> **What is needed**:
Return each line of the listing that contains the string "einsetzen".

Stored records:

· · ·

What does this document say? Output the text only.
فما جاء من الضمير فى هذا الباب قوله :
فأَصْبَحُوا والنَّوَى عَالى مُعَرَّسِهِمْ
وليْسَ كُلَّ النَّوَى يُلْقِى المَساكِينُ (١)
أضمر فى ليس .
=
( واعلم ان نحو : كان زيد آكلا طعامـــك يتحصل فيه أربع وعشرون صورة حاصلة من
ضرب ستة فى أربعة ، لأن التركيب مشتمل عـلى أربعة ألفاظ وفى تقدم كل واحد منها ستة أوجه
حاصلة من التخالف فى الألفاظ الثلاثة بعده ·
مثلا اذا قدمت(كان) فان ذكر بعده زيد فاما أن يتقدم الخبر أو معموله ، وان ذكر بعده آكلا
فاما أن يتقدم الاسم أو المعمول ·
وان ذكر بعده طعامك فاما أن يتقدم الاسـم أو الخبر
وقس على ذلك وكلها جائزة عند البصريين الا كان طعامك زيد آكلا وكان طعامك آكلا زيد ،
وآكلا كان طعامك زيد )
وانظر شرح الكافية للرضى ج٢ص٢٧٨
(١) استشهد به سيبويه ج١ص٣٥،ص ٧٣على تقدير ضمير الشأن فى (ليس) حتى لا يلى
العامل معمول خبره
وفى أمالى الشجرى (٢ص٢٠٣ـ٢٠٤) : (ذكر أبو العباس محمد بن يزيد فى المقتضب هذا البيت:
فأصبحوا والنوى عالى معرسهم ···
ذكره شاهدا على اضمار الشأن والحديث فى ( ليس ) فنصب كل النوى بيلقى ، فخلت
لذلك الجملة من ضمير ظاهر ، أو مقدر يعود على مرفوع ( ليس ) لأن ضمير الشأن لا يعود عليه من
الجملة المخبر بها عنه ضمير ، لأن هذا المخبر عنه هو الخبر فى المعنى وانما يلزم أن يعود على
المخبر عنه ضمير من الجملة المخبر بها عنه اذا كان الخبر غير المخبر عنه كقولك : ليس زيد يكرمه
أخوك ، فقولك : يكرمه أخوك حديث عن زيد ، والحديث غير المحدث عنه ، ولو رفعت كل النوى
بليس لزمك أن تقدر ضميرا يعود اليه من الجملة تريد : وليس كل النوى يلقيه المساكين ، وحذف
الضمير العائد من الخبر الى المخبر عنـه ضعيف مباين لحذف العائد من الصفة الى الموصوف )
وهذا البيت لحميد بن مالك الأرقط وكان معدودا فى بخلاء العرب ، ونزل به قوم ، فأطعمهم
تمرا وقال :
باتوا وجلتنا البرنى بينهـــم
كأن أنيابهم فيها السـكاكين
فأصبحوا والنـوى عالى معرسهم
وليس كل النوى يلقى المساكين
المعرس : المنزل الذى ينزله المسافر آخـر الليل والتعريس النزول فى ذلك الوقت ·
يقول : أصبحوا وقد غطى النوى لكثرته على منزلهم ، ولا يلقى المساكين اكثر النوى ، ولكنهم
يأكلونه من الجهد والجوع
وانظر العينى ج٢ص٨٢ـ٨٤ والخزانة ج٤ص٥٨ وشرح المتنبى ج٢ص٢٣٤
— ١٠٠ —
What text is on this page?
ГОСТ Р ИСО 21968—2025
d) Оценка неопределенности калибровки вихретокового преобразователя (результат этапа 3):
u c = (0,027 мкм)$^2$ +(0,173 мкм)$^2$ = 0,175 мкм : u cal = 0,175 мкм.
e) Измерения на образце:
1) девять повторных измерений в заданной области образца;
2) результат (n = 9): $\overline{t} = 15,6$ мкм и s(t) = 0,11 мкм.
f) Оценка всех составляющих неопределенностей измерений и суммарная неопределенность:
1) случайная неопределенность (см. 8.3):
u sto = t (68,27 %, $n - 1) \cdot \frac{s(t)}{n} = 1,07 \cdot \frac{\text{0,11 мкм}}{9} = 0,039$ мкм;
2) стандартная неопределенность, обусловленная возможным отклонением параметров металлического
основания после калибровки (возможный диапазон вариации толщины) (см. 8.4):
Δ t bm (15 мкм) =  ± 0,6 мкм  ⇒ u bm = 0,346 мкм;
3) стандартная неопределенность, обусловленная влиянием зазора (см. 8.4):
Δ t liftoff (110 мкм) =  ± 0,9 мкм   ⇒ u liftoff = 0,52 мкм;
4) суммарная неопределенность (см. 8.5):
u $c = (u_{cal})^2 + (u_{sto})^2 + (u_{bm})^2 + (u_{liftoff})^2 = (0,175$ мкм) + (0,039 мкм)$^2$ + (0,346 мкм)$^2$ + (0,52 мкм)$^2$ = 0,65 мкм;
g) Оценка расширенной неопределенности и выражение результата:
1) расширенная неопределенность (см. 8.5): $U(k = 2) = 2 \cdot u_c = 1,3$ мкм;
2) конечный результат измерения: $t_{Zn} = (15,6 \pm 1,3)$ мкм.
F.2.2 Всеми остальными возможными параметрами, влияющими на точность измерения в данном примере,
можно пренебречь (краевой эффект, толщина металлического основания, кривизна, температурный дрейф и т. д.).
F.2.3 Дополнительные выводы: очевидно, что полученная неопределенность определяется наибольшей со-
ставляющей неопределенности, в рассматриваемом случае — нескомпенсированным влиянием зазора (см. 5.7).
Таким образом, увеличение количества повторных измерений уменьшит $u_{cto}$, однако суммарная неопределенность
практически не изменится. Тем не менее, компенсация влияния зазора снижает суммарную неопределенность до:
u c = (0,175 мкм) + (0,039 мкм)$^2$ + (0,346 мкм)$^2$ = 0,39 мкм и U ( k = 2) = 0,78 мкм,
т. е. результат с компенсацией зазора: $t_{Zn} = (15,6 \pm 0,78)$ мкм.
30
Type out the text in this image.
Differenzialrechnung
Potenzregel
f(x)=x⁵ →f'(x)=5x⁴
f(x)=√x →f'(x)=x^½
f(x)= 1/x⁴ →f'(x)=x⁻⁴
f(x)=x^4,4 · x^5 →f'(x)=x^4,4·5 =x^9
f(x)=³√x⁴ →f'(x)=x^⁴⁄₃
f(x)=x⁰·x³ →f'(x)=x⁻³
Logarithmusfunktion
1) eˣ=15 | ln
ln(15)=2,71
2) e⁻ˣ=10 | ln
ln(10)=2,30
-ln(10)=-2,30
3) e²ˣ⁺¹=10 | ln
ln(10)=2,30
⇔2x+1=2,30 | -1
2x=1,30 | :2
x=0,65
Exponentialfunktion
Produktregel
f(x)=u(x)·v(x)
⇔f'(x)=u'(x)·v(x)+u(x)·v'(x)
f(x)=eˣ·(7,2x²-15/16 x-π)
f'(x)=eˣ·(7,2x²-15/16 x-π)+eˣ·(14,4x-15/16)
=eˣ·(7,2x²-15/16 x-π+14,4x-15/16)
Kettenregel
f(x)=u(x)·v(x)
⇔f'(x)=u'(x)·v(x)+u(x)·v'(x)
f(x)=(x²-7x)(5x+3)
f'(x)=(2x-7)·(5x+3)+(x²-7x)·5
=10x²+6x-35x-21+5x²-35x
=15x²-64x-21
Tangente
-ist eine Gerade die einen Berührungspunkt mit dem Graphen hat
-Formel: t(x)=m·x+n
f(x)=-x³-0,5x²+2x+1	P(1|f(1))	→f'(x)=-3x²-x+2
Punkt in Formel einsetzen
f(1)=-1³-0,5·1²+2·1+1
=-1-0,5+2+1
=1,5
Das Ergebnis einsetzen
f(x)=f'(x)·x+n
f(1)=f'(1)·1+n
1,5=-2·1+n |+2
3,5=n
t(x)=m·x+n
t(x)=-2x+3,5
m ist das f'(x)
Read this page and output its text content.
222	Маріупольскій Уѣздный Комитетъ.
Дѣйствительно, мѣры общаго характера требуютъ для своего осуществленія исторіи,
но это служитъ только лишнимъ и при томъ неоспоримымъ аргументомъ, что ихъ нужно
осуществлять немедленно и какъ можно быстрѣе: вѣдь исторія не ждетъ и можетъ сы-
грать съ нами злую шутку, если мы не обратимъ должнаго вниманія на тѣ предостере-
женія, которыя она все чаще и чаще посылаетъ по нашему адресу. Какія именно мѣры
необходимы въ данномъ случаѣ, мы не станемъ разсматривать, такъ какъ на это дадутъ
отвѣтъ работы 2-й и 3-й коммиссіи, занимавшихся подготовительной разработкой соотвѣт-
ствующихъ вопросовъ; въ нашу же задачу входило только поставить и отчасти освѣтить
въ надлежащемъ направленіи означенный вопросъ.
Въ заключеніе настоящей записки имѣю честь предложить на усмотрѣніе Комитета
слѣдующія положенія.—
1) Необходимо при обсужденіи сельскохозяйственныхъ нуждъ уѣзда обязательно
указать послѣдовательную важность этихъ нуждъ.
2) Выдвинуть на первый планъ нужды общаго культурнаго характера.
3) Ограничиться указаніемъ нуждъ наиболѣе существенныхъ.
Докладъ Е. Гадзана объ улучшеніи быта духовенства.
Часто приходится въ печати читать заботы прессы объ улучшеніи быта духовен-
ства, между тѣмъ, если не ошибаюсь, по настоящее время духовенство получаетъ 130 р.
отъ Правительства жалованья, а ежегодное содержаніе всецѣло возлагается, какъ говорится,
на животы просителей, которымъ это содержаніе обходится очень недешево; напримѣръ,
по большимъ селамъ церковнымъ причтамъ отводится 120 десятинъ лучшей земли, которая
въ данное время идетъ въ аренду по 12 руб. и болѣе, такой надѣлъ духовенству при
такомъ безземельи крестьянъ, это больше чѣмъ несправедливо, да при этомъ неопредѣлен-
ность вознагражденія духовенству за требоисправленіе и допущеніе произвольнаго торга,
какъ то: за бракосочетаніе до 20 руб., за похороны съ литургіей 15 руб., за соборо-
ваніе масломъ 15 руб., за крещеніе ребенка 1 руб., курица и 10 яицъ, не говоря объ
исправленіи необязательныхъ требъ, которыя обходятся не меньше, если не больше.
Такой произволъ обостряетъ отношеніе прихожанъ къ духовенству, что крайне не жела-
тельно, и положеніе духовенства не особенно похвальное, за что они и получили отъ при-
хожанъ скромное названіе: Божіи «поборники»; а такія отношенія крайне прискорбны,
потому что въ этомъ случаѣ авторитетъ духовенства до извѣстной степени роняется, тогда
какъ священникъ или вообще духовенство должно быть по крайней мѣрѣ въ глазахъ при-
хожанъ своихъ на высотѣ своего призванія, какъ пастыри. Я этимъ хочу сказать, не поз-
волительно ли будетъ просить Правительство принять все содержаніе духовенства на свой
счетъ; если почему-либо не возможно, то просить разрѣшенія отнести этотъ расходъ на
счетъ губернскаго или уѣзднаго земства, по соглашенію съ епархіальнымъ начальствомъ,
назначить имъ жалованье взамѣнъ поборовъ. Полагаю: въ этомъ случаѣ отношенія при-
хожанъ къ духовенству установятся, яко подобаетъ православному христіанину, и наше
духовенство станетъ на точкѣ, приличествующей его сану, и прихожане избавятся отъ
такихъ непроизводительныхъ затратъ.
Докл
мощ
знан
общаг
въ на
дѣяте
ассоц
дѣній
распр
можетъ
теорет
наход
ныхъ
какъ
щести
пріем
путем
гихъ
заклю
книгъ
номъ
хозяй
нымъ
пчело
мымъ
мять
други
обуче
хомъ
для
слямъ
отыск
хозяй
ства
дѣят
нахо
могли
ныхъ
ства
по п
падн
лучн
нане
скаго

· · ·

> **Exercise output**:
Punkt in Formel einsetzen
Das Ergebnis einsetzen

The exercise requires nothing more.